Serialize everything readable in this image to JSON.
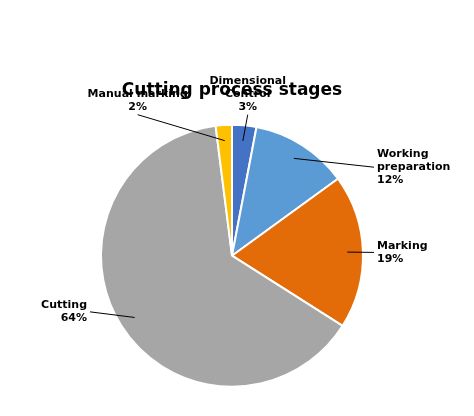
{
  "chart_data": {
    "type": "pie",
    "title": "Cutting process stages",
    "categories": [
      "Dimensional\nControl\n3%",
      "Working\npreparation\n12%",
      "Marking\n19%",
      "Cutting\n64%",
      "Manual marking\n2%"
    ],
    "values": [
      3,
      12,
      19,
      64,
      2
    ],
    "colors": [
      "#4472C4",
      "#5B9BD5",
      "#E36C09",
      "#A6A6A6",
      "#FFC000"
    ]
  }
}
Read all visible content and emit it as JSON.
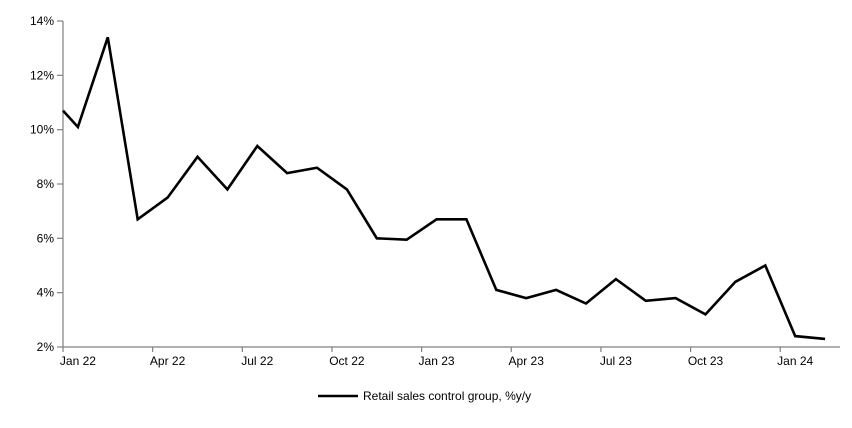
{
  "chart_data": {
    "type": "line",
    "title": "",
    "x": [
      "Jan 22",
      "Feb 22",
      "Mar 22",
      "Apr 22",
      "May 22",
      "Jun 22",
      "Jul 22",
      "Aug 22",
      "Sep 22",
      "Oct 22",
      "Nov 22",
      "Dec 22",
      "Jan 23",
      "Feb 23",
      "Mar 23",
      "Apr 23",
      "May 23",
      "Jun 23",
      "Jul 23",
      "Aug 23",
      "Sep 23",
      "Oct 23",
      "Nov 23",
      "Dec 23",
      "Jan 24",
      "Feb 24"
    ],
    "series": [
      {
        "name": "Retail sales control group, %y/y",
        "color": "#000000",
        "values": [
          10.1,
          13.4,
          6.7,
          7.5,
          9.0,
          7.8,
          9.4,
          8.4,
          8.6,
          7.8,
          6.0,
          5.95,
          6.7,
          6.7,
          4.1,
          3.8,
          4.1,
          3.6,
          4.5,
          3.7,
          3.8,
          3.2,
          4.4,
          5.0,
          2.4,
          2.3
        ]
      }
    ],
    "lead_in_value_at_axis": 10.7,
    "ylim": [
      2,
      14
    ],
    "ytick_step": 2,
    "yticks": [
      "2%",
      "4%",
      "6%",
      "8%",
      "10%",
      "12%",
      "14%"
    ],
    "xticks": [
      "Jan 22",
      "Apr 22",
      "Jul 22",
      "Oct 22",
      "Jan 23",
      "Apr 23",
      "Jul 23",
      "Oct 23",
      "Jan 24"
    ],
    "xtick_interval_months": 3,
    "grid": false,
    "legend_position": "bottom-center",
    "axis_color": "#808080",
    "text_color": "#000000",
    "background_color": "#ffffff",
    "line_width": 2.6
  }
}
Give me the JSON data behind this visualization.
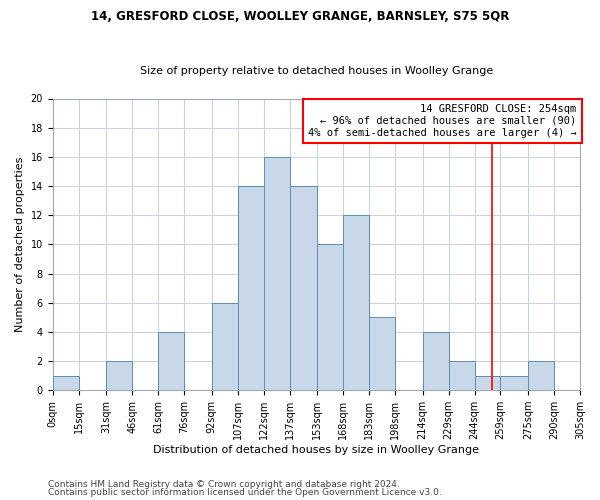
{
  "title1": "14, GRESFORD CLOSE, WOOLLEY GRANGE, BARNSLEY, S75 5QR",
  "title2": "Size of property relative to detached houses in Woolley Grange",
  "xlabel": "Distribution of detached houses by size in Woolley Grange",
  "ylabel": "Number of detached properties",
  "footer1": "Contains HM Land Registry data © Crown copyright and database right 2024.",
  "footer2": "Contains public sector information licensed under the Open Government Licence v3.0.",
  "bin_labels": [
    "0sqm",
    "15sqm",
    "31sqm",
    "46sqm",
    "61sqm",
    "76sqm",
    "92sqm",
    "107sqm",
    "122sqm",
    "137sqm",
    "153sqm",
    "168sqm",
    "183sqm",
    "198sqm",
    "214sqm",
    "229sqm",
    "244sqm",
    "259sqm",
    "275sqm",
    "290sqm",
    "305sqm"
  ],
  "bin_edges": [
    0,
    15,
    31,
    46,
    61,
    76,
    92,
    107,
    122,
    137,
    153,
    168,
    183,
    198,
    214,
    229,
    244,
    259,
    275,
    290,
    305
  ],
  "bar_heights": [
    1,
    0,
    2,
    0,
    4,
    0,
    6,
    14,
    16,
    14,
    10,
    12,
    5,
    0,
    4,
    2,
    1,
    1,
    2,
    0,
    0
  ],
  "bar_color": "#c8d8e8",
  "bar_edge_color": "#5b8db8",
  "grid_color": "#c8d0dc",
  "annotation_line1": "14 GRESFORD CLOSE: 254sqm",
  "annotation_line2": "← 96% of detached houses are smaller (90)",
  "annotation_line3": "4% of semi-detached houses are larger (4) →",
  "vline_x": 254,
  "ylim": [
    0,
    20
  ],
  "yticks": [
    0,
    2,
    4,
    6,
    8,
    10,
    12,
    14,
    16,
    18,
    20
  ],
  "xlim": [
    0,
    305
  ],
  "title1_fontsize": 8.5,
  "title2_fontsize": 8.0,
  "xlabel_fontsize": 8.0,
  "ylabel_fontsize": 8.0,
  "tick_fontsize": 7.0,
  "footer_fontsize": 6.5,
  "annot_fontsize": 7.5
}
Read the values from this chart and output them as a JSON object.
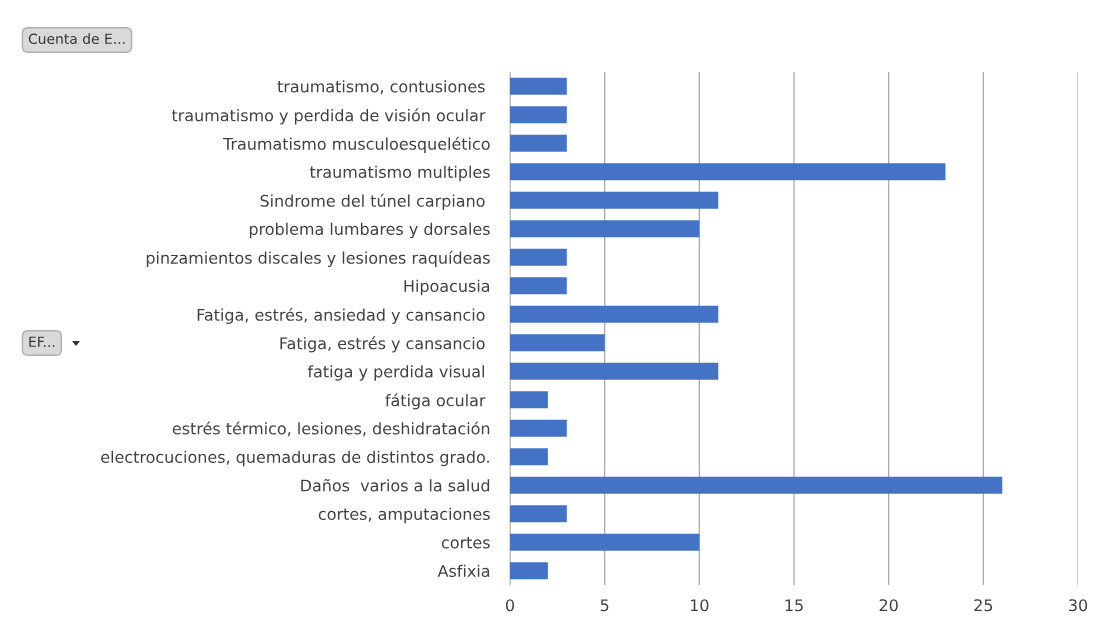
{
  "chart_data": {
    "type": "bar",
    "orientation": "horizontal",
    "categories": [
      "traumatismo, contusiones ",
      "traumatismo y perdida de visión ocular ",
      "Traumatismo musculoesquelético",
      "traumatismo multiples",
      "Sindrome del túnel carpiano ",
      "problema lumbares y dorsales",
      "pinzamientos discales y lesiones raquídeas",
      "Hipoacusia",
      "Fatiga, estrés, ansiedad y cansancio ",
      "Fatiga, estrés y cansancio ",
      "fatiga y perdida visual ",
      "fátiga ocular ",
      "estrés térmico, lesiones, deshidratación",
      "electrocuciones, quemaduras de distintos grado.",
      "Daños  varios a la salud",
      "cortes, amputaciones",
      "cortes",
      "Asfixia"
    ],
    "values": [
      3,
      3,
      3,
      23,
      11,
      10,
      3,
      3,
      11,
      5,
      11,
      2,
      3,
      2,
      26,
      3,
      10,
      2
    ],
    "color": "#4472c4",
    "xlim": [
      0,
      30
    ],
    "xticks": [
      0,
      5,
      10,
      15,
      20,
      25,
      30
    ],
    "grid": "x",
    "annotations": [
      "Cuenta de E...",
      "EF..."
    ]
  }
}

____________________

TASK TO COMPLETE: What is the number of lines that hold the string "this"? Give it alone.

EXERCISE ANSWER: 3